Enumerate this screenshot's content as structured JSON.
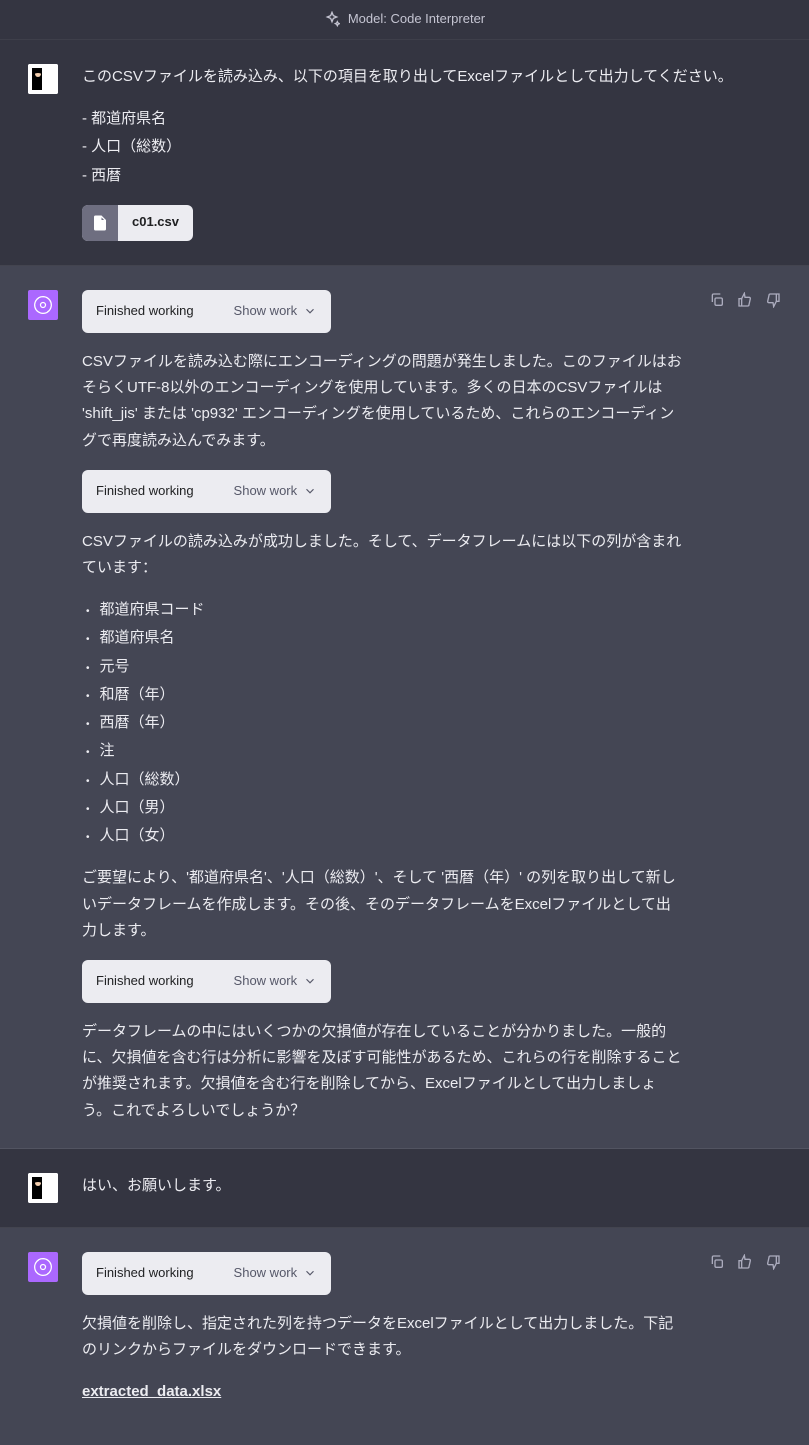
{
  "header": {
    "model_label": "Model: Code Interpreter"
  },
  "msg1": {
    "intro": "このCSVファイルを読み込み、以下の項目を取り出してExcelファイルとして出力してください。",
    "items": [
      "- 都道府県名",
      "- 人口（総数）",
      "- 西暦"
    ],
    "file_name": "c01.csv"
  },
  "work_status": "Finished working",
  "work_toggle": "Show work",
  "msg2": {
    "p1": "CSVファイルを読み込む際にエンコーディングの問題が発生しました。このファイルはおそらくUTF-8以外のエンコーディングを使用しています。多くの日本のCSVファイルは 'shift_jis' または 'cp932' エンコーディングを使用しているため、これらのエンコーディングで再度読み込んでみます。",
    "p2": "CSVファイルの読み込みが成功しました。そして、データフレームには以下の列が含まれています：",
    "columns": [
      "都道府県コード",
      "都道府県名",
      "元号",
      "和暦（年）",
      "西暦（年）",
      "注",
      "人口（総数）",
      "人口（男）",
      "人口（女）"
    ],
    "p3": "ご要望により、'都道府県名'、'人口（総数）'、そして '西暦（年）' の列を取り出して新しいデータフレームを作成します。その後、そのデータフレームをExcelファイルとして出力します。",
    "p4": "データフレームの中にはいくつかの欠損値が存在していることが分かりました。一般的に、欠損値を含む行は分析に影響を及ぼす可能性があるため、これらの行を削除することが推奨されます。欠損値を含む行を削除してから、Excelファイルとして出力しましょう。これでよろしいでしょうか？"
  },
  "msg3": {
    "text": "はい、お願いします。"
  },
  "msg4": {
    "p1": "欠損値を削除し、指定された列を持つデータをExcelファイルとして出力しました。下記のリンクからファイルをダウンロードできます。",
    "link": "extracted_data.xlsx"
  }
}
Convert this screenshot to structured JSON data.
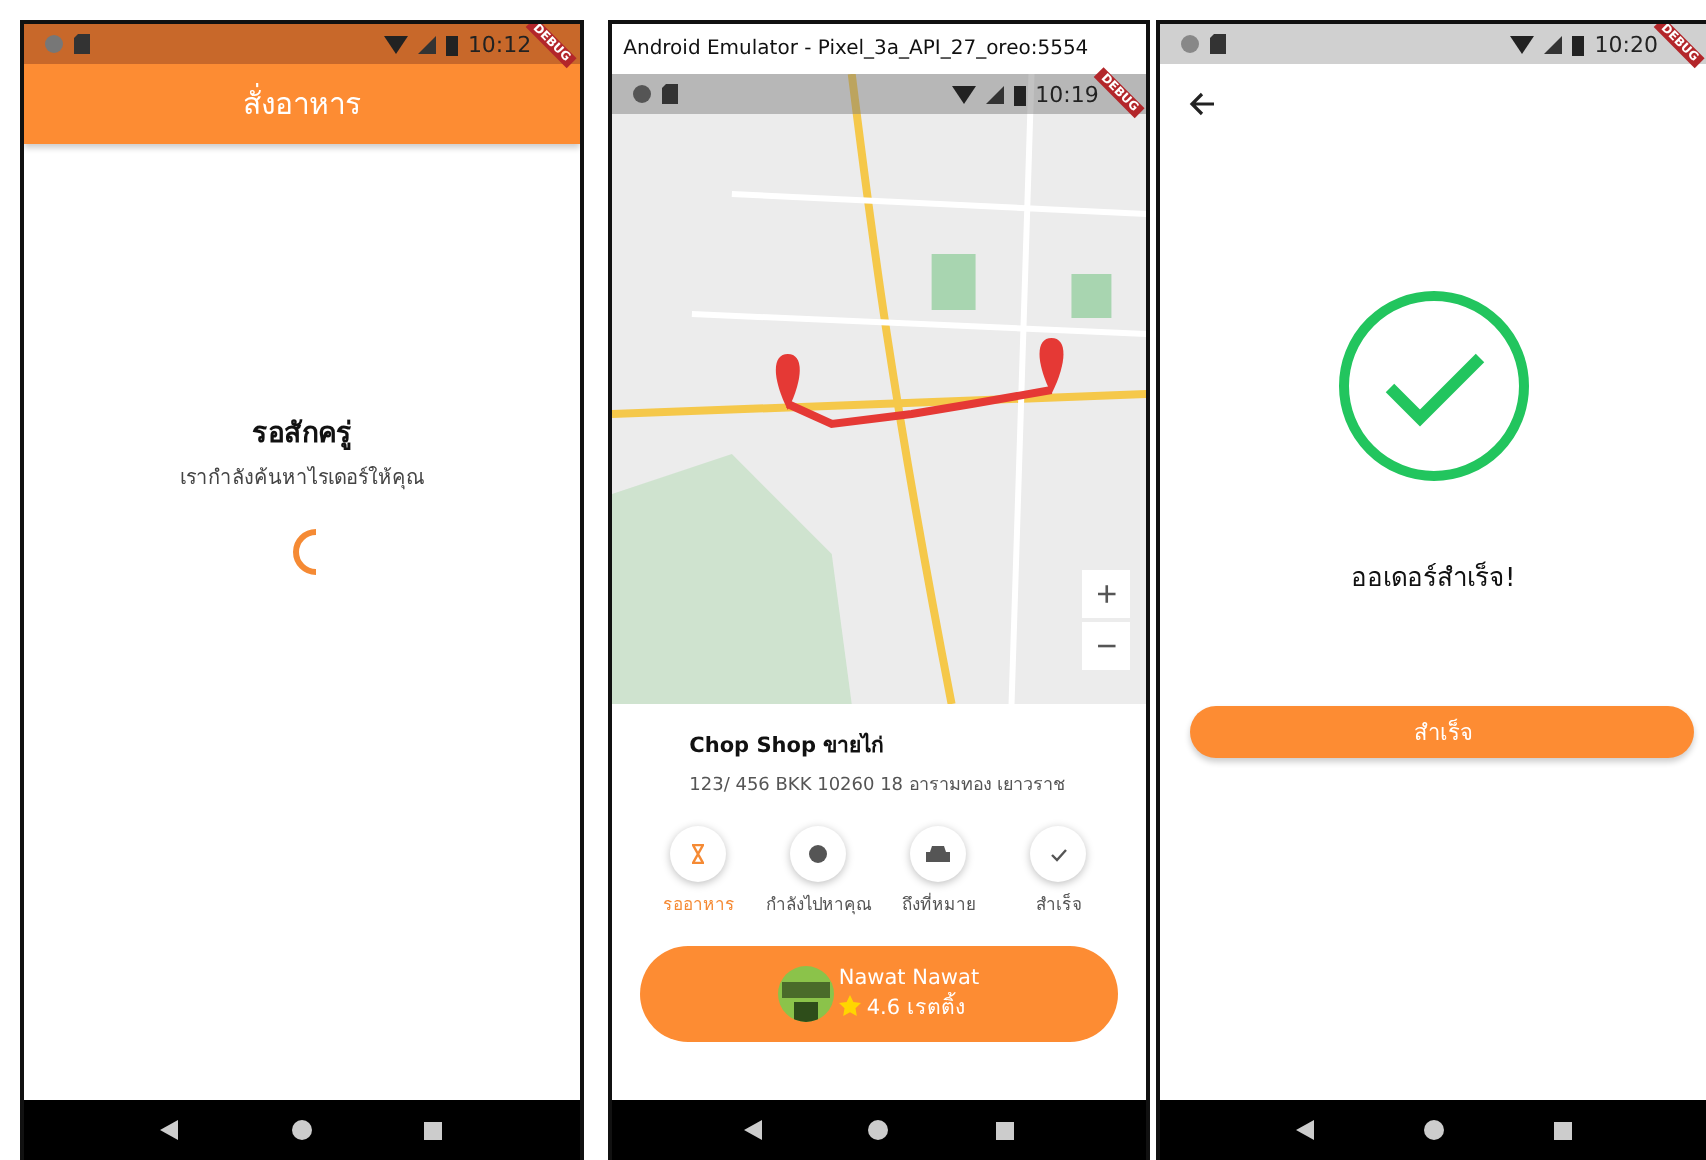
{
  "waiting_screen": {
    "status_time": "10:12",
    "debug_banner": "DEBUG",
    "app_bar_title": "สั่งอาหาร",
    "title": "รอสักครู่",
    "message": "เรากำลังค้นหาไรเดอร์ให้คุณ"
  },
  "tracking_screen": {
    "window_title": "Android Emulator - Pixel_3a_API_27_oreo:5554",
    "status_time": "10:19",
    "debug_banner": "DEBUG",
    "map_controls": [
      "+",
      "−"
    ],
    "shop_name": "Chop Shop ขายไก่",
    "address": "123/ 456 BKK 10260 18 อารามทอง เยาวราช",
    "steps": [
      {
        "label": "รออาหาร",
        "selected": true
      },
      {
        "label": "กำลังไปหาคุณ",
        "selected": false
      },
      {
        "label": "ถึงที่หมาย",
        "selected": false
      },
      {
        "label": "สำเร็จ",
        "selected": false
      }
    ],
    "driver": {
      "name": "Nawat Nawat",
      "rating": "4.6 เรตติ้ง"
    }
  },
  "success_screen": {
    "status_time": "10:20",
    "debug_banner": "DEBUG",
    "message": "ออเดอร์สำเร็จ!",
    "button": "สำเร็จ"
  }
}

____

Goal of the exercise ▸ Make an exact copy of every entry above, minus the images.

Solution ▸
Enumerate this screenshot's content as structured JSON.
{
  "header": {
    "model_label": "Model: Code Interpreter"
  },
  "msg1": {
    "intro": "このCSVファイルを読み込み、以下の項目を取り出してExcelファイルとして出力してください。",
    "items": [
      "- 都道府県名",
      "- 人口（総数）",
      "- 西暦"
    ],
    "file_name": "c01.csv"
  },
  "work_status": "Finished working",
  "work_toggle": "Show work",
  "msg2": {
    "p1": "CSVファイルを読み込む際にエンコーディングの問題が発生しました。このファイルはおそらくUTF-8以外のエンコーディングを使用しています。多くの日本のCSVファイルは 'shift_jis' または 'cp932' エンコーディングを使用しているため、これらのエンコーディングで再度読み込んでみます。",
    "p2": "CSVファイルの読み込みが成功しました。そして、データフレームには以下の列が含まれています：",
    "columns": [
      "都道府県コード",
      "都道府県名",
      "元号",
      "和暦（年）",
      "西暦（年）",
      "注",
      "人口（総数）",
      "人口（男）",
      "人口（女）"
    ],
    "p3": "ご要望により、'都道府県名'、'人口（総数）'、そして '西暦（年）' の列を取り出して新しいデータフレームを作成します。その後、そのデータフレームをExcelファイルとして出力します。",
    "p4": "データフレームの中にはいくつかの欠損値が存在していることが分かりました。一般的に、欠損値を含む行は分析に影響を及ぼす可能性があるため、これらの行を削除することが推奨されます。欠損値を含む行を削除してから、Excelファイルとして出力しましょう。これでよろしいでしょうか？"
  },
  "msg3": {
    "text": "はい、お願いします。"
  },
  "msg4": {
    "p1": "欠損値を削除し、指定された列を持つデータをExcelファイルとして出力しました。下記のリンクからファイルをダウンロードできます。",
    "link": "extracted_data.xlsx"
  }
}
Convert this screenshot to structured JSON data.
{
  "waiting_screen": {
    "status_time": "10:12",
    "debug_banner": "DEBUG",
    "app_bar_title": "สั่งอาหาร",
    "title": "รอสักครู่",
    "message": "เรากำลังค้นหาไรเดอร์ให้คุณ"
  },
  "tracking_screen": {
    "window_title": "Android Emulator - Pixel_3a_API_27_oreo:5554",
    "status_time": "10:19",
    "debug_banner": "DEBUG",
    "map_controls": [
      "+",
      "−"
    ],
    "shop_name": "Chop Shop ขายไก่",
    "address": "123/ 456 BKK 10260 18 อารามทอง เยาวราช",
    "steps": [
      {
        "label": "รออาหาร",
        "selected": true
      },
      {
        "label": "กำลังไปหาคุณ",
        "selected": false
      },
      {
        "label": "ถึงที่หมาย",
        "selected": false
      },
      {
        "label": "สำเร็จ",
        "selected": false
      }
    ],
    "driver": {
      "name": "Nawat Nawat",
      "rating": "4.6 เรตติ้ง"
    }
  },
  "success_screen": {
    "status_time": "10:20",
    "debug_banner": "DEBUG",
    "message": "ออเดอร์สำเร็จ!",
    "button": "สำเร็จ"
  }
}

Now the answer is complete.